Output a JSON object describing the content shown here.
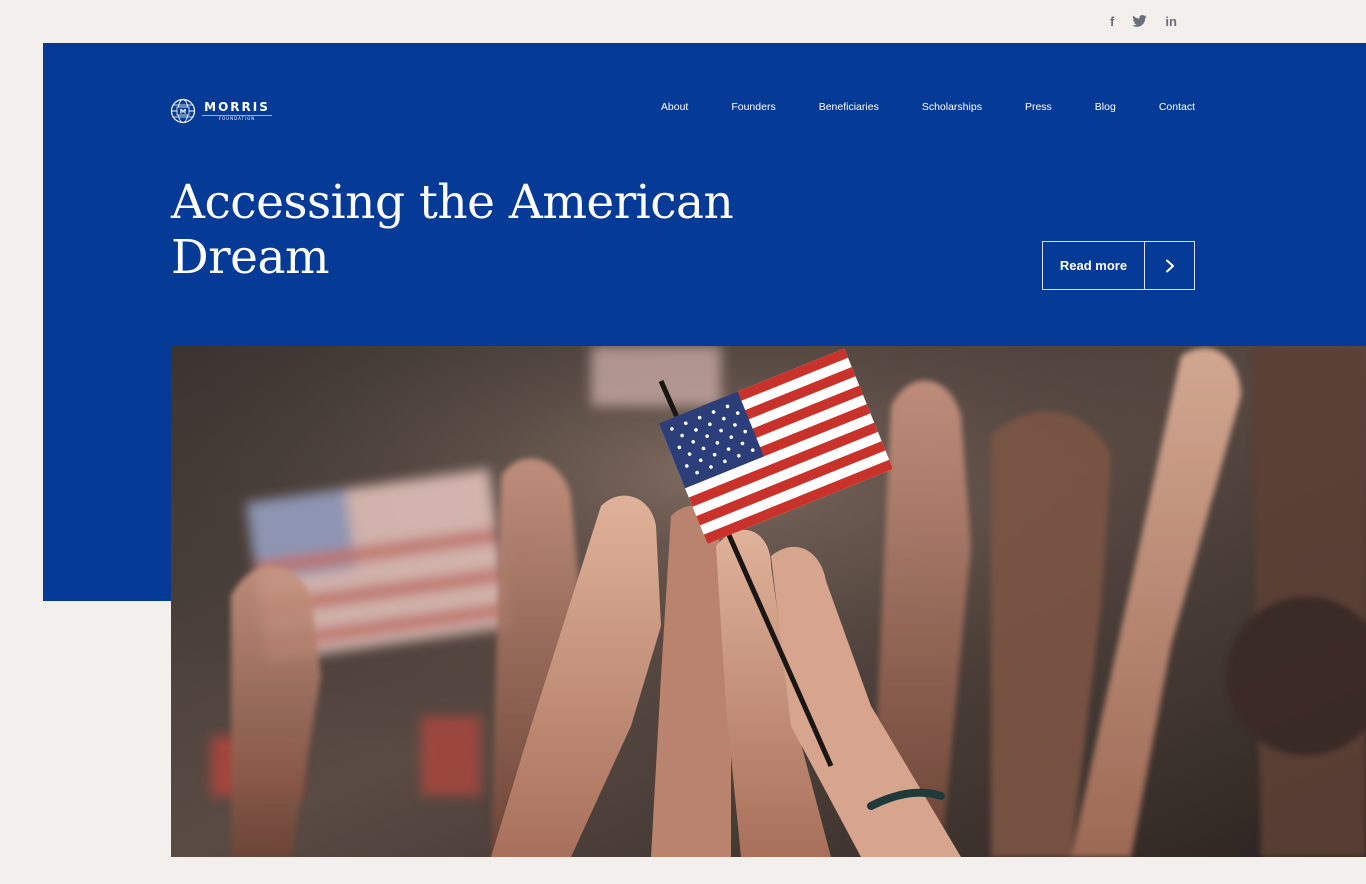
{
  "social": {
    "facebook": "f",
    "twitter_icon": "twitter-bird",
    "linkedin": "in"
  },
  "brand": {
    "name": "MORRIS",
    "sub": "FOUNDATION",
    "mark": "M"
  },
  "nav": {
    "items": [
      "About",
      "Founders",
      "Beneficiaries",
      "Scholarships",
      "Press",
      "Blog",
      "Contact"
    ]
  },
  "hero": {
    "headline_line1": "Accessing the American",
    "headline_line2": "Dream",
    "cta_label": "Read more",
    "cta_icon": "chevron-right-icon",
    "photo_alt": "American flag"
  },
  "colors": {
    "brand_blue": "#063a97",
    "page_bg": "#f2efed",
    "icon_gray": "#6b6f7a"
  }
}
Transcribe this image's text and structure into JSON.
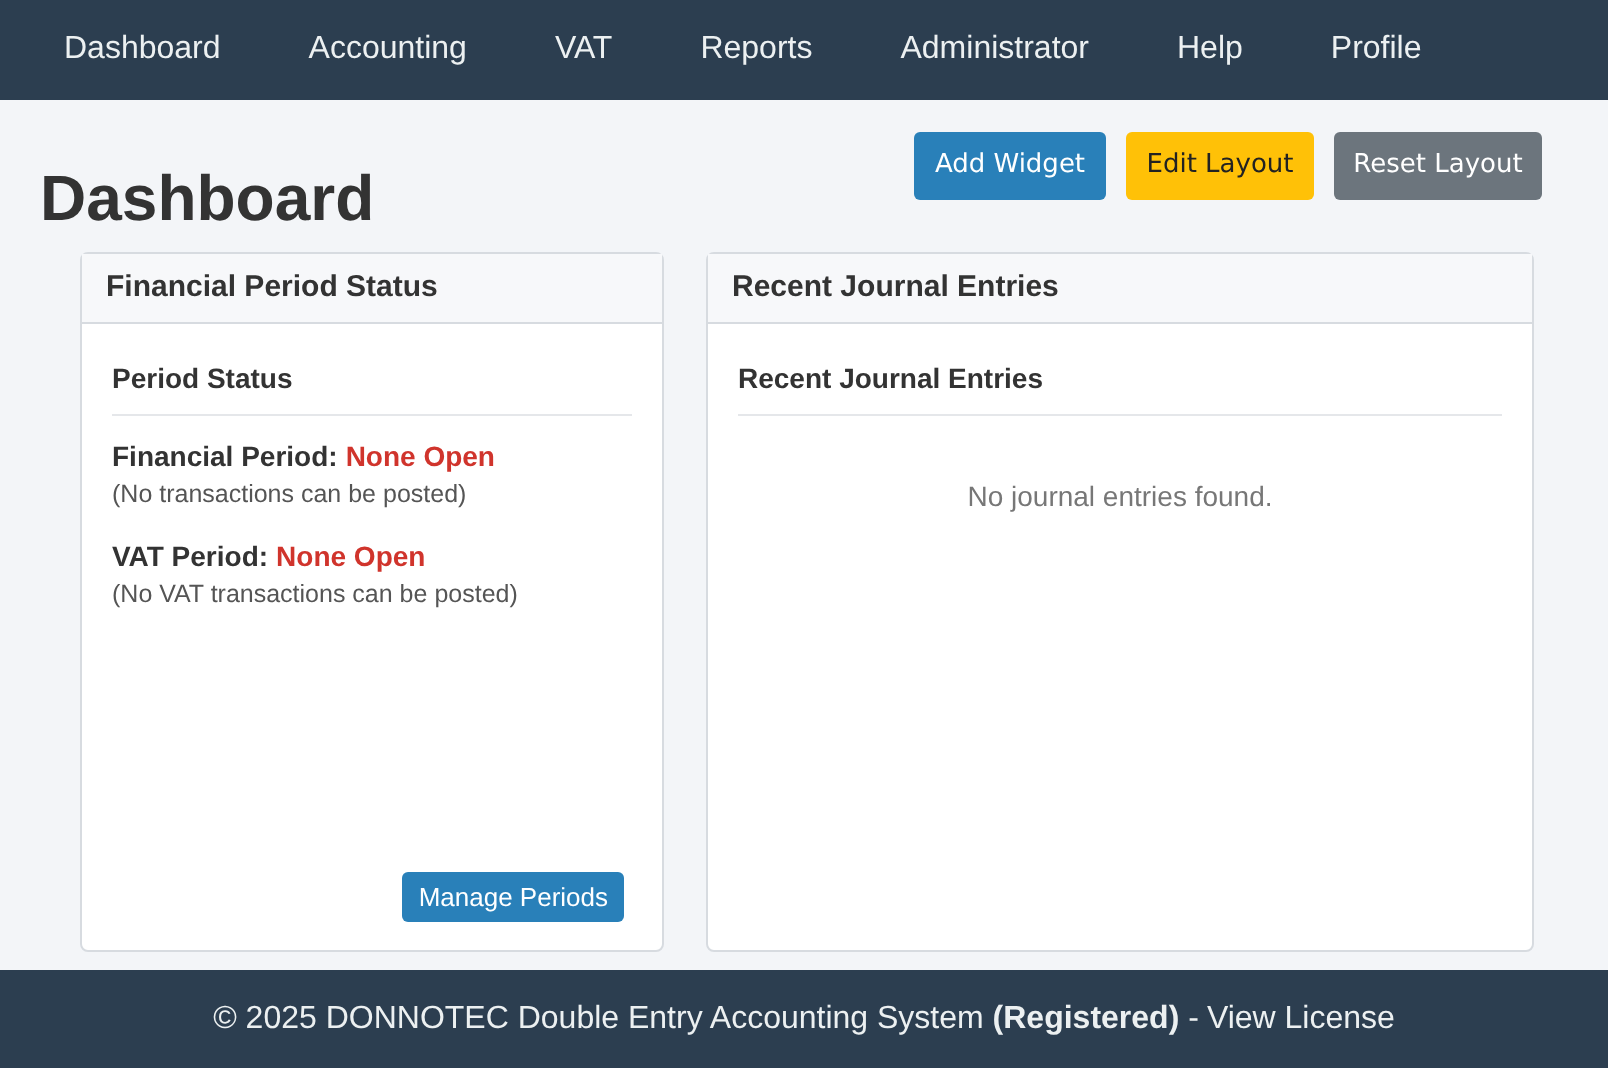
{
  "nav": [
    {
      "label": "Dashboard"
    },
    {
      "label": "Accounting"
    },
    {
      "label": "VAT"
    },
    {
      "label": "Reports"
    },
    {
      "label": "Administrator"
    },
    {
      "label": "Help"
    },
    {
      "label": "Profile"
    }
  ],
  "page_title": "Dashboard",
  "toolbar": [
    {
      "label": "Add Widget",
      "kind": "primary"
    },
    {
      "label": "Edit Layout",
      "kind": "warning"
    },
    {
      "label": "Reset Layout",
      "kind": "secondary"
    }
  ],
  "period_card": {
    "title": "Financial Period Status",
    "section_title": "Period Status",
    "statuses": [
      {
        "label": "Financial Period:",
        "value": "None Open",
        "note": "(No transactions can be posted)"
      },
      {
        "label": "VAT Period:",
        "value": "None Open",
        "note": "(No VAT transactions can be posted)"
      }
    ],
    "button": "Manage Periods"
  },
  "journal_card": {
    "title": "Recent Journal Entries",
    "section_title": "Recent Journal Entries",
    "empty_message": "No journal entries found."
  },
  "footer": {
    "text": "© 2025 DONNOTEC Double Entry Accounting System **(Registered)** -",
    "link": "View License"
  }
}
^^^^^^^^^^^^^^^^
» **STATED GOAL**
Write the entries above out again exactly, but not the pictures.

» **ANSWER FOR THE TASK**
Output a JSON object describing the content shown here.
{
  "social": {
    "facebook": "f",
    "twitter_icon": "twitter-bird",
    "linkedin": "in"
  },
  "brand": {
    "name": "MORRIS",
    "sub": "FOUNDATION",
    "mark": "M"
  },
  "nav": {
    "items": [
      "About",
      "Founders",
      "Beneficiaries",
      "Scholarships",
      "Press",
      "Blog",
      "Contact"
    ]
  },
  "hero": {
    "headline_line1": "Accessing the American",
    "headline_line2": "Dream",
    "cta_label": "Read more",
    "cta_icon": "chevron-right-icon",
    "photo_alt": "American flag"
  },
  "colors": {
    "brand_blue": "#063a97",
    "page_bg": "#f2efed",
    "icon_gray": "#6b6f7a"
  }
}
Transcribe this image's text and structure into JSON.
{
  "nav": [
    {
      "label": "Dashboard"
    },
    {
      "label": "Accounting"
    },
    {
      "label": "VAT"
    },
    {
      "label": "Reports"
    },
    {
      "label": "Administrator"
    },
    {
      "label": "Help"
    },
    {
      "label": "Profile"
    }
  ],
  "page_title": "Dashboard",
  "toolbar": [
    {
      "label": "Add Widget",
      "kind": "primary"
    },
    {
      "label": "Edit Layout",
      "kind": "warning"
    },
    {
      "label": "Reset Layout",
      "kind": "secondary"
    }
  ],
  "period_card": {
    "title": "Financial Period Status",
    "section_title": "Period Status",
    "statuses": [
      {
        "label": "Financial Period:",
        "value": "None Open",
        "note": "(No transactions can be posted)"
      },
      {
        "label": "VAT Period:",
        "value": "None Open",
        "note": "(No VAT transactions can be posted)"
      }
    ],
    "button": "Manage Periods"
  },
  "journal_card": {
    "title": "Recent Journal Entries",
    "section_title": "Recent Journal Entries",
    "empty_message": "No journal entries found."
  },
  "footer": {
    "text": "© 2025 DONNOTEC Double Entry Accounting System **(Registered)** -",
    "link": "View License"
  }
}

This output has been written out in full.